*Short problem:*
Pull every "graded" line out of the data below.

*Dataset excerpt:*
· · ·

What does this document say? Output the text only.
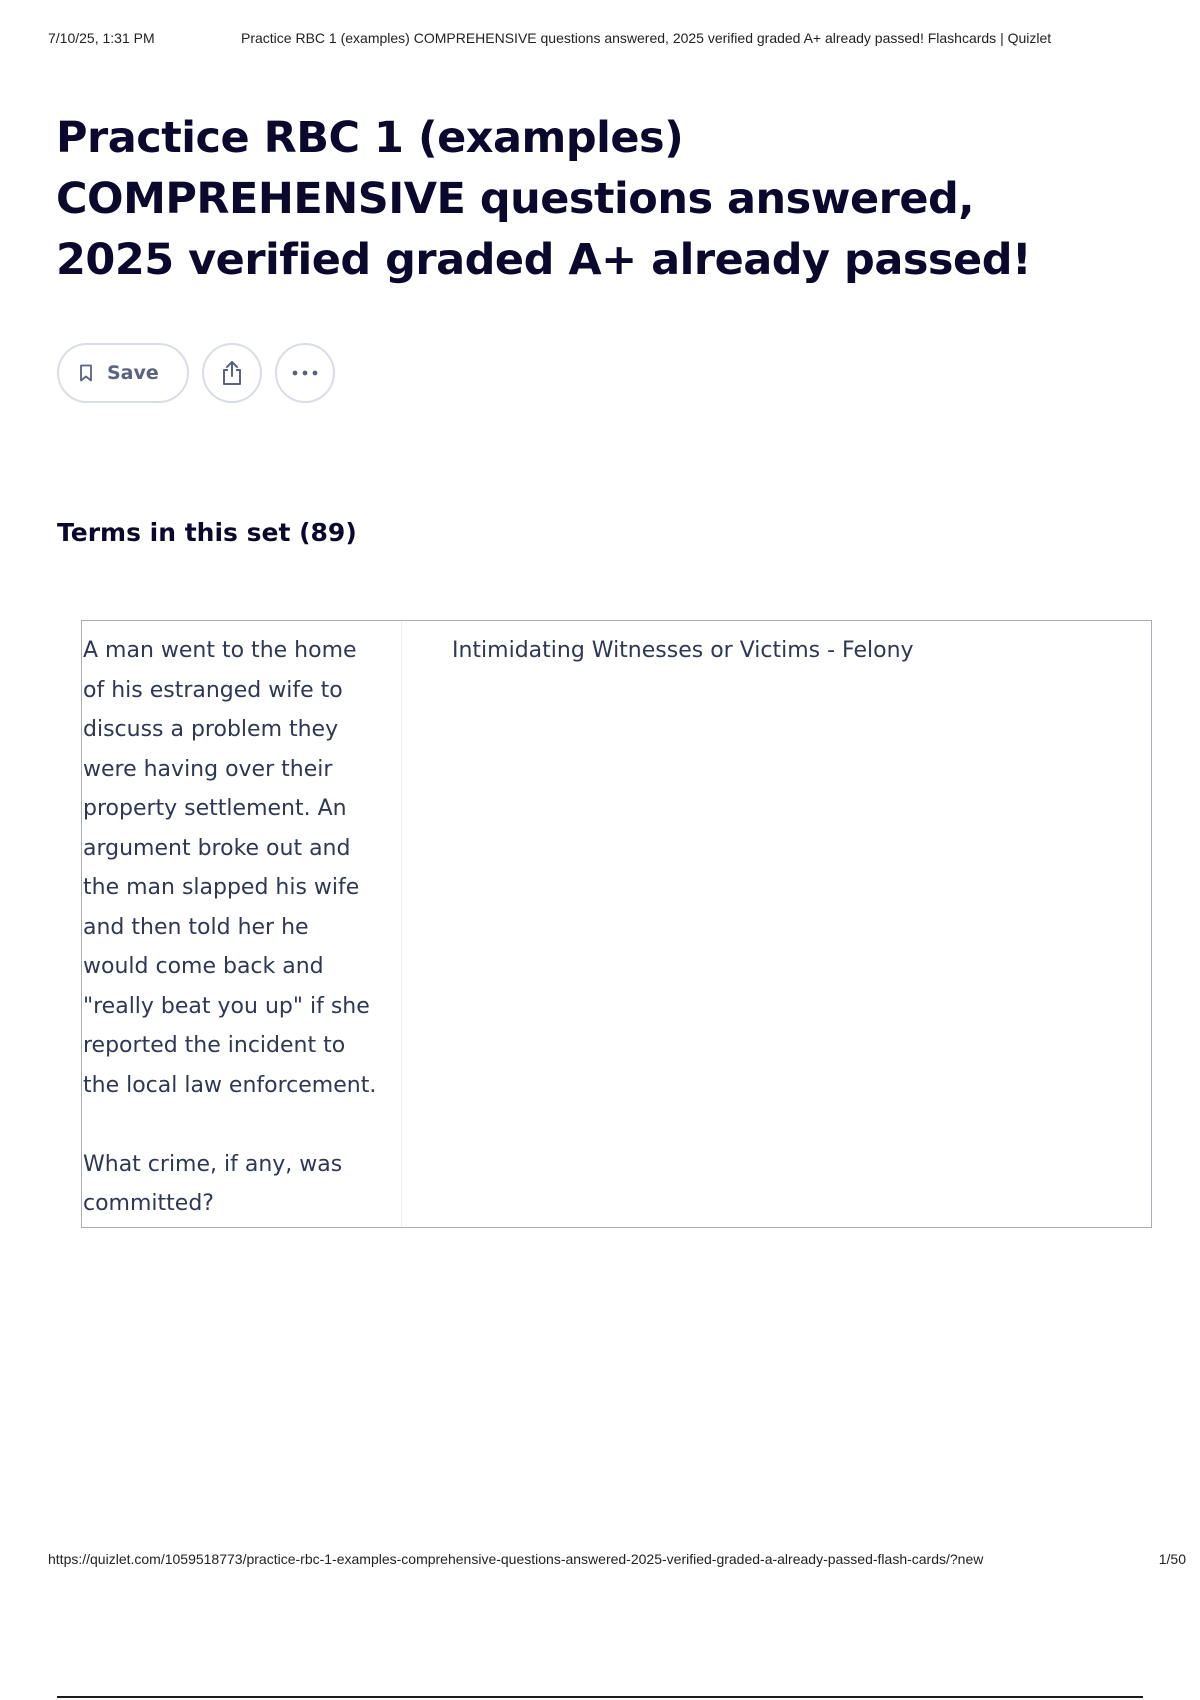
7/10/25, 1:31 PM	Practice RBC 1 (examples) COMPREHENSIVE questions answered, 2025 verified graded A+ already passed! Flashcards | Quizlet
Practice RBC 1 (examples) COMPREHENSIVE questions answered, 2025 verified graded A+ already passed!
Save
Terms in this set (89)
A man went to the home
of his estranged wife to
discuss a problem they
were having over their
property settlement. An
argument broke out and
the man slapped his wife
and then told her he
would come back and
"really beat you up" if she
reported the incident to
the local law enforcement.

What crime, if any, was
committed?
Intimidating Witnesses or Victims - Felony
https://quizlet.com/1059518773/practice-rbc-1-examples-comprehensive-questions-answered-2025-verified-graded-a-already-passed-flash-cards/?new	1/50
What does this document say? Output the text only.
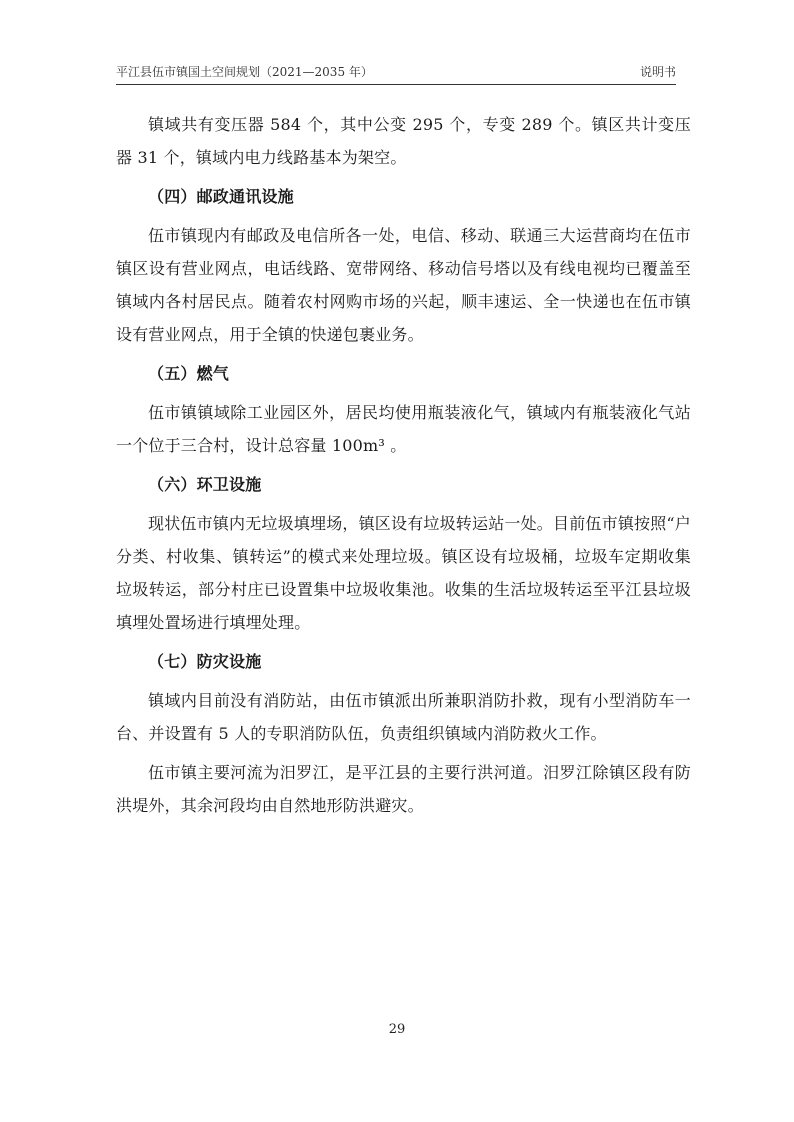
平江县伍市镇国土空间规划（2021—2035 年）	说明书

镇域共有变压器 584 个，其中公变 295 个，专变 289 个。镇区共计变压器 31 个，镇域内电力线路基本为架空。

（四）邮政通讯设施

伍市镇现内有邮政及电信所各一处，电信、移动、联通三大运营商均在伍市镇区设有营业网点，电话线路、宽带网络、移动信号塔以及有线电视均已覆盖至镇域内各村居民点。随着农村网购市场的兴起，顺丰速运、全一快递也在伍市镇设有营业网点，用于全镇的快递包裹业务。

（五）燃气

伍市镇镇域除工业园区外，居民均使用瓶装液化气，镇域内有瓶装液化气站一个位于三合村，设计总容量 100m³ 。

（六）环卫设施

现状伍市镇内无垃圾填埋场，镇区设有垃圾转运站一处。目前伍市镇按照“户分类、村收集、镇转运”的模式来处理垃圾。镇区设有垃圾桶，垃圾车定期收集垃圾转运，部分村庄已设置集中垃圾收集池。收集的生活垃圾转运至平江县垃圾填埋处置场进行填埋处理。

（七）防灾设施

镇域内目前没有消防站，由伍市镇派出所兼职消防扑救，现有小型消防车一台、并设置有 5 人的专职消防队伍，负责组织镇域内消防救火工作。

伍市镇主要河流为汨罗江，是平江县的主要行洪河道。汨罗江除镇区段有防洪堤外，其余河段均由自然地形防洪避灾。

29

· · ·

*Output of the exercise:*
7/10/25, 1:31 PM	Practice RBC 1 (examples) COMPREHENSIVE questions answered, 2025 verified graded A+ already passed! Flashcards | Quizlet
Practice RBC 1 (examples) COMPREHENSIVE questions answered, 2025 verified graded A+ already passed!
https://quizlet.com/1059518773/practice-rbc-1-examples-comprehensive-questions-answered-2025-verified-graded-a-already-passed-flash-cards/?new	1/50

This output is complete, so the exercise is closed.